• _Aim of the exercise_: Reproduce the listing below verbatim, line by line, without any alteration.

• _Entries provided_:
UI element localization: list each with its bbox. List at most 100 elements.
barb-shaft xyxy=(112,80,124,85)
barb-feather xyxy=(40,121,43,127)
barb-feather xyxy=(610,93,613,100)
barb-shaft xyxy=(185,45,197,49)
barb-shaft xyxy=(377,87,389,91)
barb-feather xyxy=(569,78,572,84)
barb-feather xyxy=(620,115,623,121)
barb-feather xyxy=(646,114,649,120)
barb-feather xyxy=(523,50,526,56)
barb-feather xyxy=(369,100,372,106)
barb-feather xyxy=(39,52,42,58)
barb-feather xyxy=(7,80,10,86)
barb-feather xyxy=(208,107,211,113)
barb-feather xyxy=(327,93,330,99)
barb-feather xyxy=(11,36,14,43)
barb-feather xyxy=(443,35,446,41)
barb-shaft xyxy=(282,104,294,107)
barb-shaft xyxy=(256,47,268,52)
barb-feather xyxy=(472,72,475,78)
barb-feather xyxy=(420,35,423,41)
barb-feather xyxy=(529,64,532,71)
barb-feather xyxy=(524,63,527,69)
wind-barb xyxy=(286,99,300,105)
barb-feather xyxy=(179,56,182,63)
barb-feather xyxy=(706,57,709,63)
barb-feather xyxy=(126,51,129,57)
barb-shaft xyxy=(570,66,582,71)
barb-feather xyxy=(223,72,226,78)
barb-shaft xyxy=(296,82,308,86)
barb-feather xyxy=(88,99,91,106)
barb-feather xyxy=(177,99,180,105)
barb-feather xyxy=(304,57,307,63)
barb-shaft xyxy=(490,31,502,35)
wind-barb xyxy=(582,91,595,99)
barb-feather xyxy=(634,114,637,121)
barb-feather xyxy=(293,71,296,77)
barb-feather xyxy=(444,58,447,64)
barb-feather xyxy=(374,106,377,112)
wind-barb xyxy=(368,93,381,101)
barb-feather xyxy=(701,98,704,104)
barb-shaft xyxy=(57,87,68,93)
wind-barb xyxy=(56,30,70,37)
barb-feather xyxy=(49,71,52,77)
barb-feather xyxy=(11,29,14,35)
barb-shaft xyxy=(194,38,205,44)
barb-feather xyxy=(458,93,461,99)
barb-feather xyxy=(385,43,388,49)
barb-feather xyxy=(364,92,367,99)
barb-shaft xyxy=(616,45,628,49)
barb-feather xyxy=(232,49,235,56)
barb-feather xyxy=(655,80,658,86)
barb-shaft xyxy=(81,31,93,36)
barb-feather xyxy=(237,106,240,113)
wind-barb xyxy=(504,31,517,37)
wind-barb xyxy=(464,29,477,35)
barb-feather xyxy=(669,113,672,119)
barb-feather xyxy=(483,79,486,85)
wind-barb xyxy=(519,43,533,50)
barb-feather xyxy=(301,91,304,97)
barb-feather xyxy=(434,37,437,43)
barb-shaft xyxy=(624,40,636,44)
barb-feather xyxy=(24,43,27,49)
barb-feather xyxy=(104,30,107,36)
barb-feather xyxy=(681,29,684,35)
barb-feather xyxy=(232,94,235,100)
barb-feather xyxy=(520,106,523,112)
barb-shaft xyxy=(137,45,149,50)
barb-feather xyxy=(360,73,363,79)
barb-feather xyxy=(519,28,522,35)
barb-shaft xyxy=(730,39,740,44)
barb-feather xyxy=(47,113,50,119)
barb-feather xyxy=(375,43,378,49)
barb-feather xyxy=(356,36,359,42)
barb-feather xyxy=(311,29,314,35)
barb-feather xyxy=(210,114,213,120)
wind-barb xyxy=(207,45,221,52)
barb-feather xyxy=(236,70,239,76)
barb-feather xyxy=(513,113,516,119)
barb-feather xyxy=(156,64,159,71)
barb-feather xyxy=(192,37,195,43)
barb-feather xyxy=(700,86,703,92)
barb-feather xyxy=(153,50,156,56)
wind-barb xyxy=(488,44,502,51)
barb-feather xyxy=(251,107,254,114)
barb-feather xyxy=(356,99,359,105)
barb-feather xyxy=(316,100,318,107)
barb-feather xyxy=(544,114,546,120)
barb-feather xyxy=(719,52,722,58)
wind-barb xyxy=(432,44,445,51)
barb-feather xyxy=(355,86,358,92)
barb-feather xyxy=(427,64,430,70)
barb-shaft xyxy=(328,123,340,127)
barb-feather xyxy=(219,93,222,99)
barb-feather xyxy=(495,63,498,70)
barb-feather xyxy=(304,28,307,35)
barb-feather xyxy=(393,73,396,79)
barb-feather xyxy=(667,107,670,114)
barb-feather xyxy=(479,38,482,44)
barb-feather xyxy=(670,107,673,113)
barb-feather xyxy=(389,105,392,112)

• _In response_:
UI element localization: list each with its bbox. List at most 100 elements.
barb-shaft xyxy=(112,80,124,85)
barb-feather xyxy=(40,121,43,127)
barb-feather xyxy=(610,93,613,100)
barb-shaft xyxy=(185,45,197,49)
barb-shaft xyxy=(377,87,389,91)
barb-feather xyxy=(569,78,572,84)
barb-feather xyxy=(620,115,623,121)
barb-feather xyxy=(646,114,649,120)
barb-feather xyxy=(523,50,526,56)
barb-feather xyxy=(369,100,372,106)
barb-feather xyxy=(39,52,42,58)
barb-feather xyxy=(7,80,10,86)
barb-feather xyxy=(208,107,211,113)
barb-feather xyxy=(327,93,330,99)
barb-feather xyxy=(11,36,14,43)
barb-feather xyxy=(443,35,446,41)
barb-shaft xyxy=(282,104,294,107)
barb-shaft xyxy=(256,47,268,52)
barb-feather xyxy=(472,72,475,78)
barb-feather xyxy=(420,35,423,41)
barb-feather xyxy=(529,64,532,71)
barb-feather xyxy=(524,63,527,69)
wind-barb xyxy=(286,99,300,105)
barb-feather xyxy=(179,56,182,63)
barb-feather xyxy=(706,57,709,63)
barb-feather xyxy=(126,51,129,57)
barb-shaft xyxy=(570,66,582,71)
barb-feather xyxy=(223,72,226,78)
barb-shaft xyxy=(296,82,308,86)
barb-feather xyxy=(88,99,91,106)
barb-feather xyxy=(177,99,180,105)
barb-feather xyxy=(304,57,307,63)
barb-shaft xyxy=(490,31,502,35)
wind-barb xyxy=(582,91,595,99)
barb-feather xyxy=(634,114,637,121)
barb-feather xyxy=(293,71,296,77)
barb-feather xyxy=(444,58,447,64)
barb-feather xyxy=(374,106,377,112)
wind-barb xyxy=(368,93,381,101)
barb-feather xyxy=(701,98,704,104)
barb-shaft xyxy=(57,87,68,93)
wind-barb xyxy=(56,30,70,37)
barb-feather xyxy=(49,71,52,77)
barb-feather xyxy=(11,29,14,35)
barb-shaft xyxy=(194,38,205,44)
barb-feather xyxy=(458,93,461,99)
barb-feather xyxy=(385,43,388,49)
barb-feather xyxy=(364,92,367,99)
barb-shaft xyxy=(616,45,628,49)
barb-feather xyxy=(232,49,235,56)
barb-feather xyxy=(655,80,658,86)
barb-shaft xyxy=(81,31,93,36)
barb-feather xyxy=(237,106,240,113)
wind-barb xyxy=(504,31,517,37)
wind-barb xyxy=(464,29,477,35)
barb-feather xyxy=(669,113,672,119)
barb-feather xyxy=(483,79,486,85)
wind-barb xyxy=(519,43,533,50)
barb-feather xyxy=(301,91,304,97)
barb-feather xyxy=(434,37,437,43)
barb-shaft xyxy=(624,40,636,44)
barb-feather xyxy=(24,43,27,49)
barb-feather xyxy=(104,30,107,36)
barb-feather xyxy=(681,29,684,35)
barb-feather xyxy=(232,94,235,100)
barb-feather xyxy=(520,106,523,112)
barb-shaft xyxy=(137,45,149,50)
barb-feather xyxy=(360,73,363,79)
barb-feather xyxy=(519,28,522,35)
barb-shaft xyxy=(730,39,740,44)
barb-feather xyxy=(47,113,50,119)
barb-feather xyxy=(375,43,378,49)
barb-feather xyxy=(356,36,359,42)
barb-feather xyxy=(311,29,314,35)
barb-feather xyxy=(210,114,213,120)
wind-barb xyxy=(207,45,221,52)
barb-feather xyxy=(236,70,239,76)
barb-feather xyxy=(513,113,516,119)
barb-feather xyxy=(156,64,159,71)
barb-feather xyxy=(192,37,195,43)
barb-feather xyxy=(700,86,703,92)
barb-feather xyxy=(153,50,156,56)
wind-barb xyxy=(488,44,502,51)
barb-feather xyxy=(251,107,254,114)
barb-feather xyxy=(356,99,359,105)
barb-feather xyxy=(316,100,318,107)
barb-feather xyxy=(544,114,546,120)
barb-feather xyxy=(719,52,722,58)
wind-barb xyxy=(432,44,445,51)
barb-feather xyxy=(355,86,358,92)
barb-feather xyxy=(427,64,430,70)
barb-shaft xyxy=(328,123,340,127)
barb-feather xyxy=(219,93,222,99)
barb-feather xyxy=(495,63,498,70)
barb-feather xyxy=(304,28,307,35)
barb-feather xyxy=(393,73,396,79)
barb-feather xyxy=(667,107,670,114)
barb-feather xyxy=(479,38,482,44)
barb-feather xyxy=(670,107,673,113)
barb-feather xyxy=(389,105,392,112)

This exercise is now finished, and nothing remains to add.